*Exercise prompt*. Word for word, print each line of the listing below; pictures stay out.

### Data excerpts

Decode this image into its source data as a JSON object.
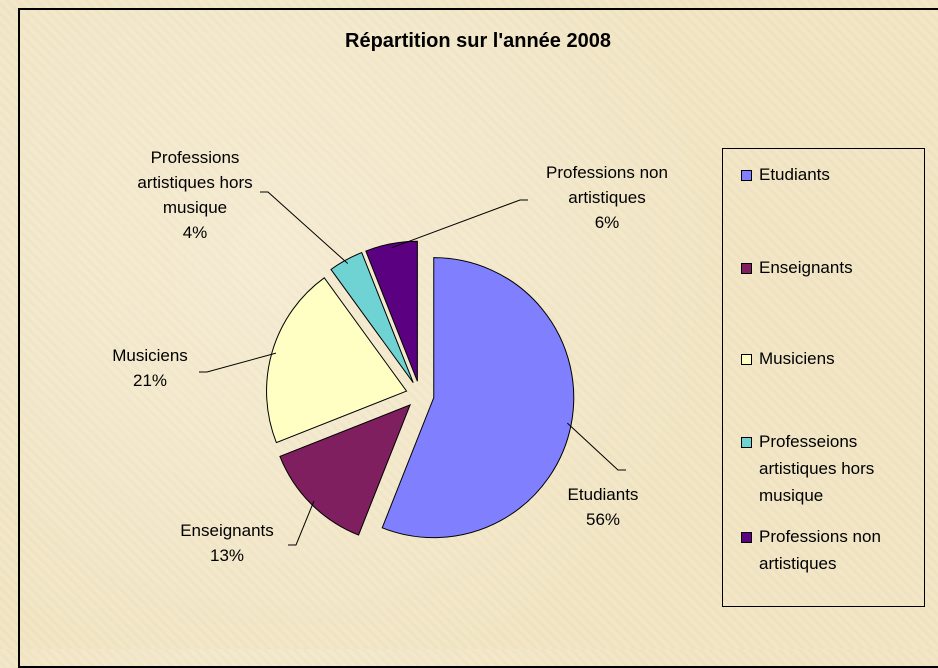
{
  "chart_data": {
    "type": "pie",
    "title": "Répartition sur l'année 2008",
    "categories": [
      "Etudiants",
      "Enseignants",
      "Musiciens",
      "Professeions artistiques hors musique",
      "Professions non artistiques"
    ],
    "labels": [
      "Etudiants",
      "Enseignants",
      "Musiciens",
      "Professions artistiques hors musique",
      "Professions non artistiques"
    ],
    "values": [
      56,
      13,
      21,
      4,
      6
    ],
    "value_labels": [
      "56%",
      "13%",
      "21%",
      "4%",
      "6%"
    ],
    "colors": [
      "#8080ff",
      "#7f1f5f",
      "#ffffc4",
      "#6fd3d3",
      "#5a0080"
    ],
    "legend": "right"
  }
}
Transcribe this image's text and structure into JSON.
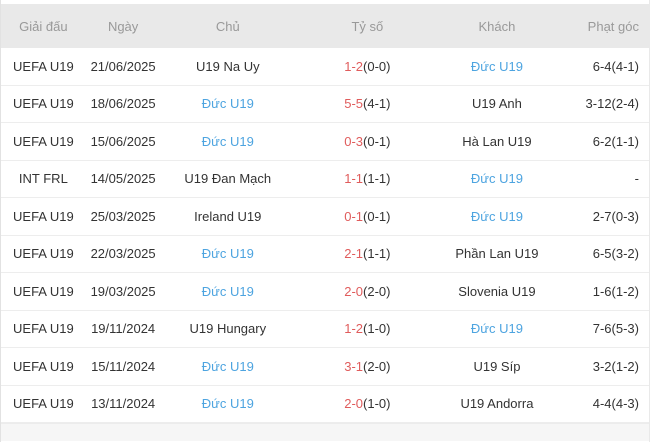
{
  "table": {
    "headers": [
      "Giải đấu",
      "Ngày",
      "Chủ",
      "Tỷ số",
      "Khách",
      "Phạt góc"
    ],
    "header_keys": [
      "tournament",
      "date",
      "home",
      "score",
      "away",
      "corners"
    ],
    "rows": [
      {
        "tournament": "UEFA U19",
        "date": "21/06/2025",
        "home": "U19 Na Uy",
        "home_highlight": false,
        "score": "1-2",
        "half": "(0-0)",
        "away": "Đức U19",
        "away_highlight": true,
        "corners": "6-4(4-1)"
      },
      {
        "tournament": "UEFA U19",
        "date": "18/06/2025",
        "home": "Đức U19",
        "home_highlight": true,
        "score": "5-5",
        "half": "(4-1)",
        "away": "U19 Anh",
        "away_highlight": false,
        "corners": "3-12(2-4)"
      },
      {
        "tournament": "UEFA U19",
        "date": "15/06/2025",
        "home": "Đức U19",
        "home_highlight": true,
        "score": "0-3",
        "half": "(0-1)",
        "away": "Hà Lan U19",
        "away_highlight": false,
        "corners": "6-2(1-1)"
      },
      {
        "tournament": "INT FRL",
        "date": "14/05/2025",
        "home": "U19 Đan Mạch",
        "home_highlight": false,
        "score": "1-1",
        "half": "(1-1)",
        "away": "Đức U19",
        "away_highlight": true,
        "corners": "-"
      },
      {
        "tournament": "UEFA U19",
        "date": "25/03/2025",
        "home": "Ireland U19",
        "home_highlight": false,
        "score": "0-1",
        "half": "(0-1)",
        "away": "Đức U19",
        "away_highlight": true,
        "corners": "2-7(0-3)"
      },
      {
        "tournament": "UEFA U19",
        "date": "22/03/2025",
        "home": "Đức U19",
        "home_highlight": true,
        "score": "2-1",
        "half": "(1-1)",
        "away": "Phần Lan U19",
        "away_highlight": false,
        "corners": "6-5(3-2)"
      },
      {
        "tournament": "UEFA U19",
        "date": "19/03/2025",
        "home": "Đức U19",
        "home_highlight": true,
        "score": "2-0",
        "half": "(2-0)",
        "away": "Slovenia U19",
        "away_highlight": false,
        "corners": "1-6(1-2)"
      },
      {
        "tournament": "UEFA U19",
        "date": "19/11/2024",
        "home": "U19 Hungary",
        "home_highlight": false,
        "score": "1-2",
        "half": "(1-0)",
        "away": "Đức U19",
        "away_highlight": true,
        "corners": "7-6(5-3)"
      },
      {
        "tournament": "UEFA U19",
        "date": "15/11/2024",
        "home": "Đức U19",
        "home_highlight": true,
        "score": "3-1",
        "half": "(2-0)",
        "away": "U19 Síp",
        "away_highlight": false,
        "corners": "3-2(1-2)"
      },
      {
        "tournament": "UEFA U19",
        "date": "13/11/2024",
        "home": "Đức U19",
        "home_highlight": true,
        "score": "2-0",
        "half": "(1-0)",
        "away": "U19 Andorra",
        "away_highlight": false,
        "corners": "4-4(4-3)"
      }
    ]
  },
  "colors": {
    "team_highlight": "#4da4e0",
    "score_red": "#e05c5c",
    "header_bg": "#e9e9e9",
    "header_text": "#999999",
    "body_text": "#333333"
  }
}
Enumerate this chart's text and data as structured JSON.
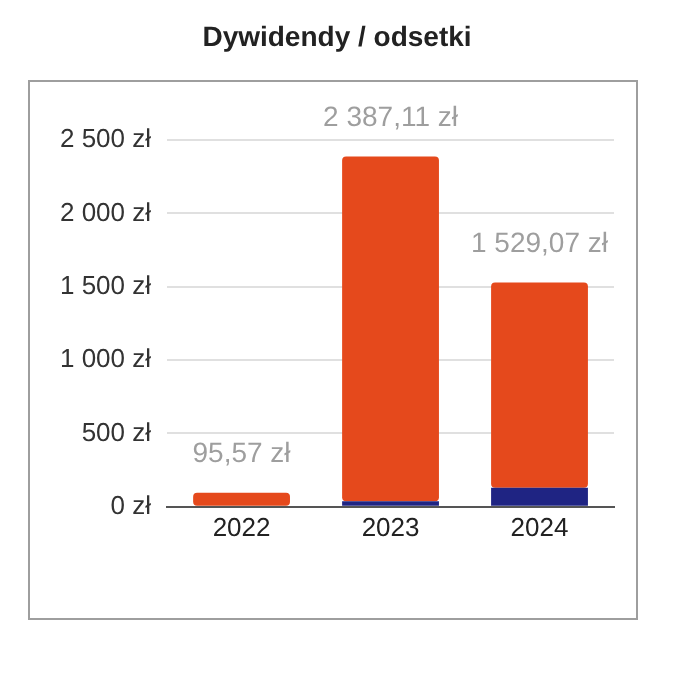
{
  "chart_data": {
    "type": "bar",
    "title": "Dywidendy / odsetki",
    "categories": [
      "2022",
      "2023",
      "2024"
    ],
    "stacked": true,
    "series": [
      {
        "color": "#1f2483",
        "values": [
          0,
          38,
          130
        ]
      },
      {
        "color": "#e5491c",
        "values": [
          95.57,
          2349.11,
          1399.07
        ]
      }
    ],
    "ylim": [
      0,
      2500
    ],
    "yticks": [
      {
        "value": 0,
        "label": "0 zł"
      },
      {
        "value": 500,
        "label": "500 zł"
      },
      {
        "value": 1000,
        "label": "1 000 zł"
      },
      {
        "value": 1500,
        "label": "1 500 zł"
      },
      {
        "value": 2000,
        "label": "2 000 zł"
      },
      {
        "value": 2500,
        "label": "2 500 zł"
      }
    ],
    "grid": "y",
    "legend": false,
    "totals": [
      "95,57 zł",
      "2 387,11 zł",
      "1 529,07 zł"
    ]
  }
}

######

*Exercise solution*.
Decode this image into its source data as a JSON object.
{
  "chart_data": {
    "type": "pie",
    "title": "Répartition sur l'année 2008",
    "categories": [
      "Etudiants",
      "Enseignants",
      "Musiciens",
      "Professeions artistiques hors musique",
      "Professions non artistiques"
    ],
    "labels": [
      "Etudiants",
      "Enseignants",
      "Musiciens",
      "Professions artistiques hors musique",
      "Professions non artistiques"
    ],
    "values": [
      56,
      13,
      21,
      4,
      6
    ],
    "value_labels": [
      "56%",
      "13%",
      "21%",
      "4%",
      "6%"
    ],
    "colors": [
      "#8080ff",
      "#7f1f5f",
      "#ffffc4",
      "#6fd3d3",
      "#5a0080"
    ],
    "legend": "right"
  }
}
Transcribe this image's text and structure into JSON.
{
  "table": {
    "headers": [
      "Giải đấu",
      "Ngày",
      "Chủ",
      "Tỷ số",
      "Khách",
      "Phạt góc"
    ],
    "header_keys": [
      "tournament",
      "date",
      "home",
      "score",
      "away",
      "corners"
    ],
    "rows": [
      {
        "tournament": "UEFA U19",
        "date": "21/06/2025",
        "home": "U19 Na Uy",
        "home_highlight": false,
        "score": "1-2",
        "half": "(0-0)",
        "away": "Đức U19",
        "away_highlight": true,
        "corners": "6-4(4-1)"
      },
      {
        "tournament": "UEFA U19",
        "date": "18/06/2025",
        "home": "Đức U19",
        "home_highlight": true,
        "score": "5-5",
        "half": "(4-1)",
        "away": "U19 Anh",
        "away_highlight": false,
        "corners": "3-12(2-4)"
      },
      {
        "tournament": "UEFA U19",
        "date": "15/06/2025",
        "home": "Đức U19",
        "home_highlight": true,
        "score": "0-3",
        "half": "(0-1)",
        "away": "Hà Lan U19",
        "away_highlight": false,
        "corners": "6-2(1-1)"
      },
      {
        "tournament": "INT FRL",
        "date": "14/05/2025",
        "home": "U19 Đan Mạch",
        "home_highlight": false,
        "score": "1-1",
        "half": "(1-1)",
        "away": "Đức U19",
        "away_highlight": true,
        "corners": "-"
      },
      {
        "tournament": "UEFA U19",
        "date": "25/03/2025",
        "home": "Ireland U19",
        "home_highlight": false,
        "score": "0-1",
        "half": "(0-1)",
        "away": "Đức U19",
        "away_highlight": true,
        "corners": "2-7(0-3)"
      },
      {
        "tournament": "UEFA U19",
        "date": "22/03/2025",
        "home": "Đức U19",
        "home_highlight": true,
        "score": "2-1",
        "half": "(1-1)",
        "away": "Phần Lan U19",
        "away_highlight": false,
        "corners": "6-5(3-2)"
      },
      {
        "tournament": "UEFA U19",
        "date": "19/03/2025",
        "home": "Đức U19",
        "home_highlight": true,
        "score": "2-0",
        "half": "(2-0)",
        "away": "Slovenia U19",
        "away_highlight": false,
        "corners": "1-6(1-2)"
      },
      {
        "tournament": "UEFA U19",
        "date": "19/11/2024",
        "home": "U19 Hungary",
        "home_highlight": false,
        "score": "1-2",
        "half": "(1-0)",
        "away": "Đức U19",
        "away_highlight": true,
        "corners": "7-6(5-3)"
      },
      {
        "tournament": "UEFA U19",
        "date": "15/11/2024",
        "home": "Đức U19",
        "home_highlight": true,
        "score": "3-1",
        "half": "(2-0)",
        "away": "U19 Síp",
        "away_highlight": false,
        "corners": "3-2(1-2)"
      },
      {
        "tournament": "UEFA U19",
        "date": "13/11/2024",
        "home": "Đức U19",
        "home_highlight": true,
        "score": "2-0",
        "half": "(1-0)",
        "away": "U19 Andorra",
        "away_highlight": false,
        "corners": "4-4(4-3)"
      }
    ]
  },
  "colors": {
    "team_highlight": "#4da4e0",
    "score_red": "#e05c5c",
    "header_bg": "#e9e9e9",
    "header_text": "#999999",
    "body_text": "#333333"
  }
}
Enumerate this chart's text and data as structured JSON.
{
  "chart_data": {
    "type": "bar",
    "title": "Dywidendy / odsetki",
    "categories": [
      "2022",
      "2023",
      "2024"
    ],
    "stacked": true,
    "series": [
      {
        "color": "#1f2483",
        "values": [
          0,
          38,
          130
        ]
      },
      {
        "color": "#e5491c",
        "values": [
          95.57,
          2349.11,
          1399.07
        ]
      }
    ],
    "ylim": [
      0,
      2500
    ],
    "yticks": [
      {
        "value": 0,
        "label": "0 zł"
      },
      {
        "value": 500,
        "label": "500 zł"
      },
      {
        "value": 1000,
        "label": "1 000 zł"
      },
      {
        "value": 1500,
        "label": "1 500 zł"
      },
      {
        "value": 2000,
        "label": "2 000 zł"
      },
      {
        "value": 2500,
        "label": "2 500 zł"
      }
    ],
    "grid": "y",
    "legend": false,
    "totals": [
      "95,57 zł",
      "2 387,11 zł",
      "1 529,07 zł"
    ]
  }
}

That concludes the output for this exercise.